[Stored items]
=-=-=-=-=

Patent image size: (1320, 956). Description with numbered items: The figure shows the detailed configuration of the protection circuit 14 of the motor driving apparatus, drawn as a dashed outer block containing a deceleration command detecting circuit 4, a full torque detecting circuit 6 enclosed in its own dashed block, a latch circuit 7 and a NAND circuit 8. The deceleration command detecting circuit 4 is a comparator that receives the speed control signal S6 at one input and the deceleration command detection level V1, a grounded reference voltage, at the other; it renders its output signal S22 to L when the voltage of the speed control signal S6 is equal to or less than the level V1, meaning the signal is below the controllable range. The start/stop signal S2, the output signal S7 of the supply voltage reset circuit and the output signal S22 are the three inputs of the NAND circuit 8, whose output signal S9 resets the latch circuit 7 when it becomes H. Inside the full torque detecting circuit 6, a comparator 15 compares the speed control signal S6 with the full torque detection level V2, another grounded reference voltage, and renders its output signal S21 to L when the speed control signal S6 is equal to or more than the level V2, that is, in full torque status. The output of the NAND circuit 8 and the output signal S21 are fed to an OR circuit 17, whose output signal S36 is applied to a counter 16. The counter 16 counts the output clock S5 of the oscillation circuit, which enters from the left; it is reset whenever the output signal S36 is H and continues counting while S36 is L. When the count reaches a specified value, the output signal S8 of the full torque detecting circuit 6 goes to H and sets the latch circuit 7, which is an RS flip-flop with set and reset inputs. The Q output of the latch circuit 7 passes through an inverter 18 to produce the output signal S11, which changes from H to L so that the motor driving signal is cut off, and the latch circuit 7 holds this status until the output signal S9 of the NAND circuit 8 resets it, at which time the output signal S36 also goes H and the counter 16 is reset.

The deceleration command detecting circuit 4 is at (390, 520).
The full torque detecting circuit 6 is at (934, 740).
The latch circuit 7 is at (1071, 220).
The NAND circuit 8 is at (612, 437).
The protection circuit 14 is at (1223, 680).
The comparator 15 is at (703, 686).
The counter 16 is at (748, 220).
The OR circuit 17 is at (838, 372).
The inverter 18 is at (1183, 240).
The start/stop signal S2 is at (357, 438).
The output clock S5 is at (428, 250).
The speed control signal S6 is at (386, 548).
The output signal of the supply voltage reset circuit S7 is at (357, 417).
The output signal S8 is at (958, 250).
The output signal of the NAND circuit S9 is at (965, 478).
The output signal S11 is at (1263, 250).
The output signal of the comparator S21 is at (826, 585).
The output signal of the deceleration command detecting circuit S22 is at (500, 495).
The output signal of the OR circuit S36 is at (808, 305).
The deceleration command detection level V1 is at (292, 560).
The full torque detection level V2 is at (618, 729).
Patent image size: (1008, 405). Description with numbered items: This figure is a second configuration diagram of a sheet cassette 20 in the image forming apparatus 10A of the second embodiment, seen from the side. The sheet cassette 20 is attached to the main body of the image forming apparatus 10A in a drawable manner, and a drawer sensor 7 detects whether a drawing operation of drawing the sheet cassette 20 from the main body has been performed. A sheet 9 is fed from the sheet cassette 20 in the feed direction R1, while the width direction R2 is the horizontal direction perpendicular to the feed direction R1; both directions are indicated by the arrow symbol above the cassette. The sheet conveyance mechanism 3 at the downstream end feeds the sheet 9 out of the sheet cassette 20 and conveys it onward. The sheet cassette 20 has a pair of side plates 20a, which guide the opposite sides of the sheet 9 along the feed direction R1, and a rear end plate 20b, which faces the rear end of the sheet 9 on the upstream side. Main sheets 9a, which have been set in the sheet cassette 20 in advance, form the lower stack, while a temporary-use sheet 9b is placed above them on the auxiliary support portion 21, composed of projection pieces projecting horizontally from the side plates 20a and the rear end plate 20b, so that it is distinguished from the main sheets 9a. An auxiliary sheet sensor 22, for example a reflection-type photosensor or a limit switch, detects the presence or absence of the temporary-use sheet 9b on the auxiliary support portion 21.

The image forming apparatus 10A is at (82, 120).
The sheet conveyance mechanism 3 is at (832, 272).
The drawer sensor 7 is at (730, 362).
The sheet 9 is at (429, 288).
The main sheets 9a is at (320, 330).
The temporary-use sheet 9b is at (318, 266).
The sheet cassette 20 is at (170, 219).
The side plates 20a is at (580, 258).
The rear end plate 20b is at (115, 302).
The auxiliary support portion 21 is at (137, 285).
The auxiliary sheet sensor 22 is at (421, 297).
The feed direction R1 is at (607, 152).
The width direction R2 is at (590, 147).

=-=-=-=-=

* **TASK TO COMPLETE**
Swap "Description with numbered items" for "Numbered-item description" throughout the rows above, leaving all other wording as it is.

* **FINAL ANSWER**
Patent image size: (1320, 956). Numbered-item description: The figure shows the detailed configuration of the protection circuit 14 of the motor driving apparatus, drawn as a dashed outer block containing a deceleration command detecting circuit 4, a full torque detecting circuit 6 enclosed in its own dashed block, a latch circuit 7 and a NAND circuit 8. The deceleration command detecting circuit 4 is a comparator that receives the speed control signal S6 at one input and the deceleration command detection level V1, a grounded reference voltage, at the other; it renders its output signal S22 to L when the voltage of the speed control signal S6 is equal to or less than the level V1, meaning the signal is below the controllable range. The start/stop signal S2, the output signal S7 of the supply voltage reset circuit and the output signal S22 are the three inputs of the NAND circuit 8, whose output signal S9 resets the latch circuit 7 when it becomes H. Inside the full torque detecting circuit 6, a comparator 15 compares the speed control signal S6 with the full torque detection level V2, another grounded reference voltage, and renders its output signal S21 to L when the speed control signal S6 is equal to or more than the level V2, that is, in full torque status. The output of the NAND circuit 8 and the output signal S21 are fed to an OR circuit 17, whose output signal S36 is applied to a counter 16. The counter 16 counts the output clock S5 of the oscillation circuit, which enters from the left; it is reset whenever the output signal S36 is H and continues counting while S36 is L. When the count reaches a specified value, the output signal S8 of the full torque detecting circuit 6 goes to H and sets the latch circuit 7, which is an RS flip-flop with set and reset inputs. The Q output of the latch circuit 7 passes through an inverter 18 to produce the output signal S11, which changes from H to L so that the motor driving signal is cut off, and the latch circuit 7 holds this status until the output signal S9 of the NAND circuit 8 resets it, at which time the output signal S36 also goes H and the counter 16 is reset.

The deceleration command detecting circuit 4 is at (390, 520).
The full torque detecting circuit 6 is at (934, 740).
The latch circuit 7 is at (1071, 220).
The NAND circuit 8 is at (612, 437).
The protection circuit 14 is at (1223, 680).
The comparator 15 is at (703, 686).
The counter 16 is at (748, 220).
The OR circuit 17 is at (838, 372).
The inverter 18 is at (1183, 240).
The start/stop signal S2 is at (357, 438).
The output clock S5 is at (428, 250).
The speed control signal S6 is at (386, 548).
The output signal of the supply voltage reset circuit S7 is at (357, 417).
The output signal S8 is at (958, 250).
The output signal of the NAND circuit S9 is at (965, 478).
The output signal S11 is at (1263, 250).
The output signal of the comparator S21 is at (826, 585).
The output signal of the deceleration command detecting circuit S22 is at (500, 495).
The output signal of the OR circuit S36 is at (808, 305).
The deceleration command detection level V1 is at (292, 560).
The full torque detection level V2 is at (618, 729).
Patent image size: (1008, 405). Numbered-item description: This figure is a second configuration diagram of a sheet cassette 20 in the image forming apparatus 10A of the second embodiment, seen from the side. The sheet cassette 20 is attached to the main body of the image forming apparatus 10A in a drawable manner, and a drawer sensor 7 detects whether a drawing operation of drawing the sheet cassette 20 from the main body has been performed. A sheet 9 is fed from the sheet cassette 20 in the feed direction R1, while the width direction R2 is the horizontal direction perpendicular to the feed direction R1; both directions are indicated by the arrow symbol above the cassette. The sheet conveyance mechanism 3 at the downstream end feeds the sheet 9 out of the sheet cassette 20 and conveys it onward. The sheet cassette 20 has a pair of side plates 20a, which guide the opposite sides of the sheet 9 along the feed direction R1, and a rear end plate 20b, which faces the rear end of the sheet 9 on the upstream side. Main sheets 9a, which have been set in the sheet cassette 20 in advance, form the lower stack, while a temporary-use sheet 9b is placed above them on the auxiliary support portion 21, composed of projection pieces projecting horizontally from the side plates 20a and the rear end plate 20b, so that it is distinguished from the main sheets 9a. An auxiliary sheet sensor 22, for example a reflection-type photosensor or a limit switch, detects the presence or absence of the temporary-use sheet 9b on the auxiliary support portion 21.

The image forming apparatus 10A is at (82, 120).
The sheet conveyance mechanism 3 is at (832, 272).
The drawer sensor 7 is at (730, 362).
The sheet 9 is at (429, 288).
The main sheets 9a is at (320, 330).
The temporary-use sheet 9b is at (318, 266).
The sheet cassette 20 is at (170, 219).
The side plates 20a is at (580, 258).
The rear end plate 20b is at (115, 302).
The auxiliary support portion 21 is at (137, 285).
The auxiliary sheet sensor 22 is at (421, 297).
The feed direction R1 is at (607, 152).
The width direction R2 is at (590, 147).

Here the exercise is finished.